BEGIN Records to process

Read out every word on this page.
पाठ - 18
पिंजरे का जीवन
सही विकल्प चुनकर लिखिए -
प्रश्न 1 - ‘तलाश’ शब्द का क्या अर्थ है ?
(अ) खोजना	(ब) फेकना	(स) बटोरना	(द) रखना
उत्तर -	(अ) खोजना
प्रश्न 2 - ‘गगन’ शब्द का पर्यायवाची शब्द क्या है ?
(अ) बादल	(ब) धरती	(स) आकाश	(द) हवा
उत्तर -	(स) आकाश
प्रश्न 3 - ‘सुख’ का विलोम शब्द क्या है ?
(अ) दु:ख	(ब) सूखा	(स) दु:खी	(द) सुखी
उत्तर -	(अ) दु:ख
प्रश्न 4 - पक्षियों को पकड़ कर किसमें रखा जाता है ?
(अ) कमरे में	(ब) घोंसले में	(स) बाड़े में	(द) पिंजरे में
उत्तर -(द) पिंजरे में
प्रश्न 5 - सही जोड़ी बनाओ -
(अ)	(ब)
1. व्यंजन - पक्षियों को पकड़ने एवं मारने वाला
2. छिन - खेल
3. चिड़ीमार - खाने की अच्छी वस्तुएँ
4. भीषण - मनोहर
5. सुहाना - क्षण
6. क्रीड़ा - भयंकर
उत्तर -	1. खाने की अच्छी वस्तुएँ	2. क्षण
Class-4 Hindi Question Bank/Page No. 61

END Records to process

*What you are asked to do*. Nothing in the data may differ; print all of it exactly as written.

*Exercise result*.
Read out every word on this page.
पाठ - 18
पिंजरे का जीवन
सही विकल्प चुनकर लिखिए -
प्रश्न 1 - ‘तलाश’ शब्द का क्या अर्थ है ?
(अ) खोजना	(ब) फेकना	(स) बटोरना	(द) रखना
उत्तर -	(अ) खोजना
प्रश्न 2 - ‘गगन’ शब्द का पर्यायवाची शब्द क्या है ?
(अ) बादल	(ब) धरती	(स) आकाश	(द) हवा
उत्तर -	(स) आकाश
प्रश्न 3 - ‘सुख’ का विलोम शब्द क्या है ?
(अ) दु:ख	(ब) सूखा	(स) दु:खी	(द) सुखी
उत्तर -	(अ) दु:ख
प्रश्न 4 - पक्षियों को पकड़ कर किसमें रखा जाता है ?
(अ) कमरे में	(ब) घोंसले में	(स) बाड़े में	(द) पिंजरे में
उत्तर -(द) पिंजरे में
प्रश्न 5 - सही जोड़ी बनाओ -
(अ)	(ब)
1. व्यंजन - पक्षियों को पकड़ने एवं मारने वाला
2. छिन - खेल
3. चिड़ीमार - खाने की अच्छी वस्तुएँ
4. भीषण - मनोहर
5. सुहाना - क्षण
6. क्रीड़ा - भयंकर
उत्तर -	1. खाने की अच्छी वस्तुएँ	2. क्षण
Class-4 Hindi Question Bank/Page No. 61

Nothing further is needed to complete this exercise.